_YOUR TASK_
Your task is to repeat the entries underneath exactly, minus the pictures.
::::::::
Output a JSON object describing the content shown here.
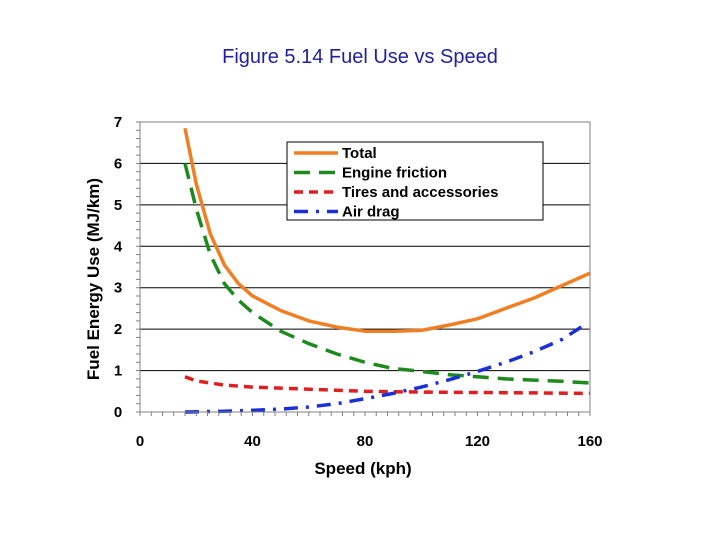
{
  "slide": {
    "title": "Figure 5.14 Fuel Use vs Speed"
  },
  "chart_data": {
    "type": "line",
    "title": "Figure 5.14 Fuel Use vs Speed",
    "xlabel": "Speed (kph)",
    "ylabel": "Fuel Energy Use (MJ/km)",
    "xlim": [
      0,
      160
    ],
    "ylim": [
      0,
      7
    ],
    "xticks": [
      "0",
      "40",
      "80",
      "120",
      "160"
    ],
    "yticks": [
      "0",
      "1",
      "2",
      "3",
      "4",
      "5",
      "6",
      "7"
    ],
    "grid": "horizontal",
    "legend": "top-right",
    "series": [
      {
        "name": "Total",
        "color": "#f07f23",
        "dash": "solid",
        "x": [
          16,
          20,
          25,
          30,
          35,
          40,
          50,
          60,
          70,
          80,
          90,
          100,
          110,
          120,
          130,
          140,
          150,
          160
        ],
        "y": [
          6.85,
          5.5,
          4.3,
          3.55,
          3.1,
          2.8,
          2.45,
          2.2,
          2.05,
          1.95,
          1.95,
          1.97,
          2.1,
          2.25,
          2.5,
          2.75,
          3.05,
          3.35
        ]
      },
      {
        "name": "Engine friction",
        "color": "#1e8a1e",
        "dash": "longdash",
        "x": [
          16,
          20,
          25,
          30,
          35,
          40,
          50,
          60,
          70,
          80,
          90,
          100,
          110,
          120,
          130,
          140,
          150,
          160
        ],
        "y": [
          6.0,
          4.9,
          3.8,
          3.1,
          2.7,
          2.4,
          1.95,
          1.65,
          1.4,
          1.2,
          1.05,
          0.98,
          0.9,
          0.85,
          0.8,
          0.77,
          0.74,
          0.7
        ]
      },
      {
        "name": "Tires and accessories",
        "color": "#e02020",
        "dash": "dash",
        "x": [
          16,
          20,
          30,
          40,
          60,
          80,
          100,
          120,
          140,
          160
        ],
        "y": [
          0.85,
          0.75,
          0.65,
          0.6,
          0.55,
          0.5,
          0.48,
          0.47,
          0.46,
          0.45
        ]
      },
      {
        "name": "Air drag",
        "color": "#1a2fd6",
        "dash": "dashdot",
        "x": [
          16,
          30,
          40,
          50,
          60,
          70,
          80,
          90,
          100,
          110,
          120,
          130,
          140,
          150,
          158
        ],
        "y": [
          0.0,
          0.02,
          0.04,
          0.07,
          0.12,
          0.2,
          0.32,
          0.45,
          0.6,
          0.78,
          0.98,
          1.2,
          1.45,
          1.75,
          2.1
        ]
      }
    ]
  }
}
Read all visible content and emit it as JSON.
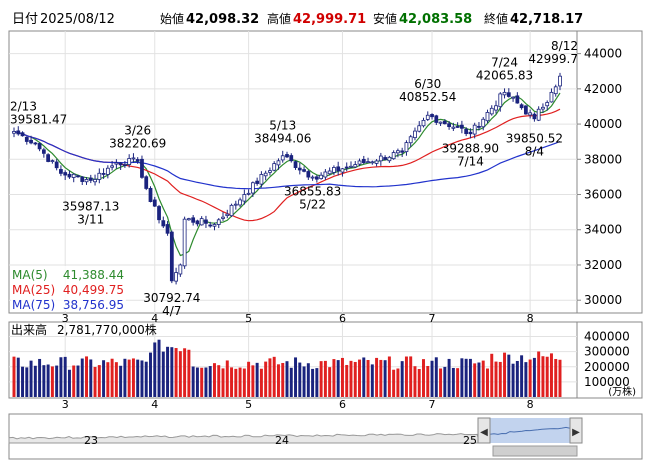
{
  "header": {
    "date_label": "日付",
    "date": "2025/08/12",
    "open_label": "始値",
    "open": "42,098.32",
    "high_label": "高値",
    "high": "42,999.71",
    "low_label": "安値",
    "low": "42,083.58",
    "close_label": "終値",
    "close": "42,718.17"
  },
  "colors": {
    "up": "#ffffff",
    "down": "#1a237e",
    "ma5": "#2e8b2e",
    "ma25": "#e02020",
    "ma75": "#2233cc",
    "volume_up": "#e02020",
    "volume_down": "#1a237e",
    "high_text": "#d00000",
    "low_text": "#007000",
    "navigator_fill": "#8faee0"
  },
  "legend": [
    {
      "label": "MA(5)",
      "value": "41,388.44",
      "color": "#2e8b2e"
    },
    {
      "label": "MA(25)",
      "value": "40,499.75",
      "color": "#e02020"
    },
    {
      "label": "MA(75)",
      "value": "38,756.95",
      "color": "#2233cc"
    }
  ],
  "volume": {
    "label": "出来高",
    "value": "2,781,770,000株",
    "unit": "(万株)",
    "ticks": [
      "400000",
      "300000",
      "200000",
      "100000"
    ]
  },
  "navigator": {
    "labels": [
      "23",
      "24",
      "25"
    ]
  },
  "chart_data": {
    "type": "candlestick",
    "ylim": [
      29500,
      45000
    ],
    "yticks": [
      "44000",
      "42000",
      "40000",
      "38000",
      "36000",
      "34000",
      "32000",
      "30000"
    ],
    "xticks": [
      "3",
      "4",
      "5",
      "6",
      "7",
      "8"
    ],
    "xtick_dates": [
      "2025-03-03",
      "2025-04-01",
      "2025-05-01",
      "2025-06-02",
      "2025-07-01",
      "2025-08-01"
    ],
    "anchors": [
      {
        "date": "2025-02-13",
        "close": 39581
      },
      {
        "date": "2025-02-20",
        "close": 38900
      },
      {
        "date": "2025-02-28",
        "close": 37200
      },
      {
        "date": "2025-03-11",
        "close": 36800
      },
      {
        "date": "2025-03-19",
        "close": 37800
      },
      {
        "date": "2025-03-26",
        "close": 37900
      },
      {
        "date": "2025-03-31",
        "close": 35600
      },
      {
        "date": "2025-04-04",
        "close": 33800
      },
      {
        "date": "2025-04-07",
        "close": 31100
      },
      {
        "date": "2025-04-09",
        "close": 32000
      },
      {
        "date": "2025-04-10",
        "close": 34600
      },
      {
        "date": "2025-04-21",
        "close": 34300
      },
      {
        "date": "2025-04-30",
        "close": 36000
      },
      {
        "date": "2025-05-13",
        "close": 38200
      },
      {
        "date": "2025-05-22",
        "close": 36990
      },
      {
        "date": "2025-06-05",
        "close": 37700
      },
      {
        "date": "2025-06-20",
        "close": 38400
      },
      {
        "date": "2025-06-30",
        "close": 40500
      },
      {
        "date": "2025-07-14",
        "close": 39450
      },
      {
        "date": "2025-07-24",
        "close": 41800
      },
      {
        "date": "2025-08-04",
        "close": 40300
      },
      {
        "date": "2025-08-08",
        "close": 41800
      },
      {
        "date": "2025-08-12",
        "close": 42718
      }
    ],
    "annotations": [
      {
        "date": "2025-02-13",
        "value": 39581.47,
        "lines": [
          "2/13",
          "39581.47"
        ],
        "position": "above"
      },
      {
        "date": "2025-03-11",
        "value": 35987.13,
        "lines": [
          "35987.13",
          "3/11"
        ],
        "position": "below"
      },
      {
        "date": "2025-03-26",
        "value": 38220.69,
        "lines": [
          "3/26",
          "38220.69"
        ],
        "position": "above"
      },
      {
        "date": "2025-04-07",
        "value": 30792.74,
        "lines": [
          "30792.74",
          "4/7"
        ],
        "position": "below"
      },
      {
        "date": "2025-05-13",
        "value": 38494.06,
        "lines": [
          "5/13",
          "38494.06"
        ],
        "position": "above"
      },
      {
        "date": "2025-05-22",
        "value": 36855.83,
        "lines": [
          "36855.83",
          "5/22"
        ],
        "position": "below"
      },
      {
        "date": "2025-06-30",
        "value": 40852.54,
        "lines": [
          "6/30",
          "40852.54"
        ],
        "position": "above"
      },
      {
        "date": "2025-07-14",
        "value": 39288.9,
        "lines": [
          "39288.90",
          "7/14"
        ],
        "position": "below"
      },
      {
        "date": "2025-07-24",
        "value": 42065.83,
        "lines": [
          "7/24",
          "42065.83"
        ],
        "position": "above"
      },
      {
        "date": "2025-08-04",
        "value": 39850.52,
        "lines": [
          "39850.52",
          "8/4"
        ],
        "position": "below"
      },
      {
        "date": "2025-08-12",
        "value": 42999.71,
        "lines": [
          "8/12",
          "42999.7"
        ],
        "position": "above"
      }
    ],
    "volume_ylim": [
      0,
      450000
    ]
  }
}
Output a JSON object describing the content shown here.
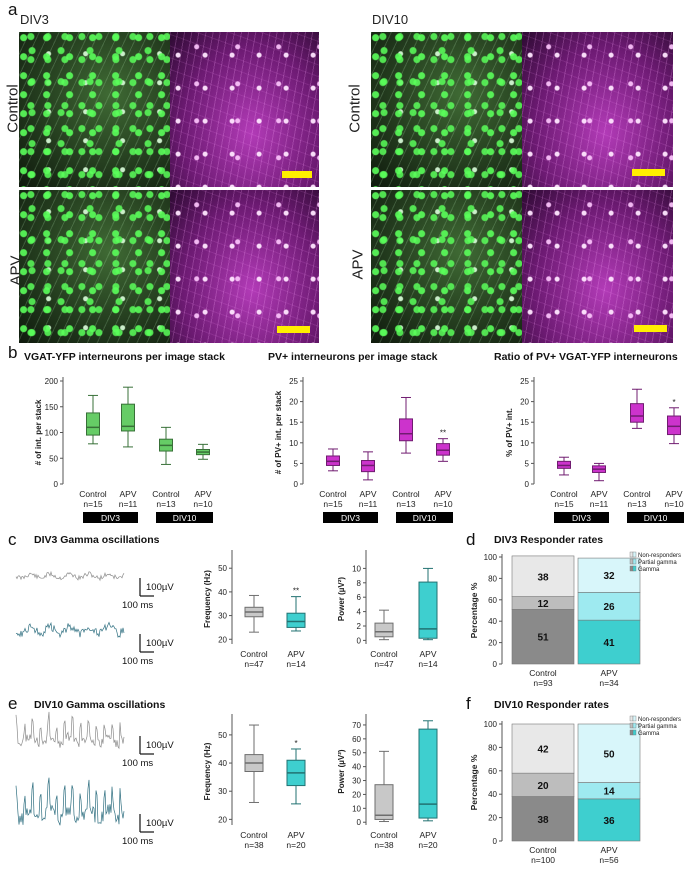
::::::::
_SOLUTION BELOW_
Output a JSON object describing the content shown here.
{
  "slide": {
    "title": "Figure 5.14 Fuel Use vs Speed"
  },
  "chart_data": {
    "type": "line",
    "title": "Figure 5.14 Fuel Use vs Speed",
    "xlabel": "Speed (kph)",
    "ylabel": "Fuel Energy Use (MJ/km)",
    "xlim": [
      0,
      160
    ],
    "ylim": [
      0,
      7
    ],
    "xticks": [
      "0",
      "40",
      "80",
      "120",
      "160"
    ],
    "yticks": [
      "0",
      "1",
      "2",
      "3",
      "4",
      "5",
      "6",
      "7"
    ],
    "grid": "horizontal",
    "legend": "top-right",
    "series": [
      {
        "name": "Total",
        "color": "#f07f23",
        "dash": "solid",
        "x": [
          16,
          20,
          25,
          30,
          35,
          40,
          50,
          60,
          70,
          80,
          90,
          100,
          110,
          120,
          130,
          140,
          150,
          160
        ],
        "y": [
          6.85,
          5.5,
          4.3,
          3.55,
          3.1,
          2.8,
          2.45,
          2.2,
          2.05,
          1.95,
          1.95,
          1.97,
          2.1,
          2.25,
          2.5,
          2.75,
          3.05,
          3.35
        ]
      },
      {
        "name": "Engine friction",
        "color": "#1e8a1e",
        "dash": "longdash",
        "x": [
          16,
          20,
          25,
          30,
          35,
          40,
          50,
          60,
          70,
          80,
          90,
          100,
          110,
          120,
          130,
          140,
          150,
          160
        ],
        "y": [
          6.0,
          4.9,
          3.8,
          3.1,
          2.7,
          2.4,
          1.95,
          1.65,
          1.4,
          1.2,
          1.05,
          0.98,
          0.9,
          0.85,
          0.8,
          0.77,
          0.74,
          0.7
        ]
      },
      {
        "name": "Tires and accessories",
        "color": "#e02020",
        "dash": "dash",
        "x": [
          16,
          20,
          30,
          40,
          60,
          80,
          100,
          120,
          140,
          160
        ],
        "y": [
          0.85,
          0.75,
          0.65,
          0.6,
          0.55,
          0.5,
          0.48,
          0.47,
          0.46,
          0.45
        ]
      },
      {
        "name": "Air drag",
        "color": "#1a2fd6",
        "dash": "dashdot",
        "x": [
          16,
          30,
          40,
          50,
          60,
          70,
          80,
          90,
          100,
          110,
          120,
          130,
          140,
          150,
          158
        ],
        "y": [
          0.0,
          0.02,
          0.04,
          0.07,
          0.12,
          0.2,
          0.32,
          0.45,
          0.6,
          0.78,
          0.98,
          1.2,
          1.45,
          1.75,
          2.1
        ]
      }
    ]
  }
}
Read all visible content and emit it as JSON.
{
  "header": {
    "date_label": "日付",
    "date": "2025/08/12",
    "open_label": "始値",
    "open": "42,098.32",
    "high_label": "高値",
    "high": "42,999.71",
    "low_label": "安値",
    "low": "42,083.58",
    "close_label": "終値",
    "close": "42,718.17"
  },
  "colors": {
    "up": "#ffffff",
    "down": "#1a237e",
    "ma5": "#2e8b2e",
    "ma25": "#e02020",
    "ma75": "#2233cc",
    "volume_up": "#e02020",
    "volume_down": "#1a237e",
    "high_text": "#d00000",
    "low_text": "#007000",
    "navigator_fill": "#8faee0"
  },
  "legend": [
    {
      "label": "MA(5)",
      "value": "41,388.44",
      "color": "#2e8b2e"
    },
    {
      "label": "MA(25)",
      "value": "40,499.75",
      "color": "#e02020"
    },
    {
      "label": "MA(75)",
      "value": "38,756.95",
      "color": "#2233cc"
    }
  ],
  "volume": {
    "label": "出来高",
    "value": "2,781,770,000株",
    "unit": "(万株)",
    "ticks": [
      "400000",
      "300000",
      "200000",
      "100000"
    ]
  },
  "navigator": {
    "labels": [
      "23",
      "24",
      "25"
    ]
  },
  "chart_data": {
    "type": "candlestick",
    "ylim": [
      29500,
      45000
    ],
    "yticks": [
      "44000",
      "42000",
      "40000",
      "38000",
      "36000",
      "34000",
      "32000",
      "30000"
    ],
    "xticks": [
      "3",
      "4",
      "5",
      "6",
      "7",
      "8"
    ],
    "xtick_dates": [
      "2025-03-03",
      "2025-04-01",
      "2025-05-01",
      "2025-06-02",
      "2025-07-01",
      "2025-08-01"
    ],
    "anchors": [
      {
        "date": "2025-02-13",
        "close": 39581
      },
      {
        "date": "2025-02-20",
        "close": 38900
      },
      {
        "date": "2025-02-28",
        "close": 37200
      },
      {
        "date": "2025-03-11",
        "close": 36800
      },
      {
        "date": "2025-03-19",
        "close": 37800
      },
      {
        "date": "2025-03-26",
        "close": 37900
      },
      {
        "date": "2025-03-31",
        "close": 35600
      },
      {
        "date": "2025-04-04",
        "close": 33800
      },
      {
        "date": "2025-04-07",
        "close": 31100
      },
      {
        "date": "2025-04-09",
        "close": 32000
      },
      {
        "date": "2025-04-10",
        "close": 34600
      },
      {
        "date": "2025-04-21",
        "close": 34300
      },
      {
        "date": "2025-04-30",
        "close": 36000
      },
      {
        "date": "2025-05-13",
        "close": 38200
      },
      {
        "date": "2025-05-22",
        "close": 36990
      },
      {
        "date": "2025-06-05",
        "close": 37700
      },
      {
        "date": "2025-06-20",
        "close": 38400
      },
      {
        "date": "2025-06-30",
        "close": 40500
      },
      {
        "date": "2025-07-14",
        "close": 39450
      },
      {
        "date": "2025-07-24",
        "close": 41800
      },
      {
        "date": "2025-08-04",
        "close": 40300
      },
      {
        "date": "2025-08-08",
        "close": 41800
      },
      {
        "date": "2025-08-12",
        "close": 42718
      }
    ],
    "annotations": [
      {
        "date": "2025-02-13",
        "value": 39581.47,
        "lines": [
          "2/13",
          "39581.47"
        ],
        "position": "above"
      },
      {
        "date": "2025-03-11",
        "value": 35987.13,
        "lines": [
          "35987.13",
          "3/11"
        ],
        "position": "below"
      },
      {
        "date": "2025-03-26",
        "value": 38220.69,
        "lines": [
          "3/26",
          "38220.69"
        ],
        "position": "above"
      },
      {
        "date": "2025-04-07",
        "value": 30792.74,
        "lines": [
          "30792.74",
          "4/7"
        ],
        "position": "below"
      },
      {
        "date": "2025-05-13",
        "value": 38494.06,
        "lines": [
          "5/13",
          "38494.06"
        ],
        "position": "above"
      },
      {
        "date": "2025-05-22",
        "value": 36855.83,
        "lines": [
          "36855.83",
          "5/22"
        ],
        "position": "below"
      },
      {
        "date": "2025-06-30",
        "value": 40852.54,
        "lines": [
          "6/30",
          "40852.54"
        ],
        "position": "above"
      },
      {
        "date": "2025-07-14",
        "value": 39288.9,
        "lines": [
          "39288.90",
          "7/14"
        ],
        "position": "below"
      },
      {
        "date": "2025-07-24",
        "value": 42065.83,
        "lines": [
          "7/24",
          "42065.83"
        ],
        "position": "above"
      },
      {
        "date": "2025-08-04",
        "value": 39850.52,
        "lines": [
          "39850.52",
          "8/4"
        ],
        "position": "below"
      },
      {
        "date": "2025-08-12",
        "value": 42999.71,
        "lines": [
          "8/12",
          "42999.7"
        ],
        "position": "above"
      }
    ],
    "volume_ylim": [
      0,
      450000
    ]
  }
}
Output a JSON object describing the content shown here.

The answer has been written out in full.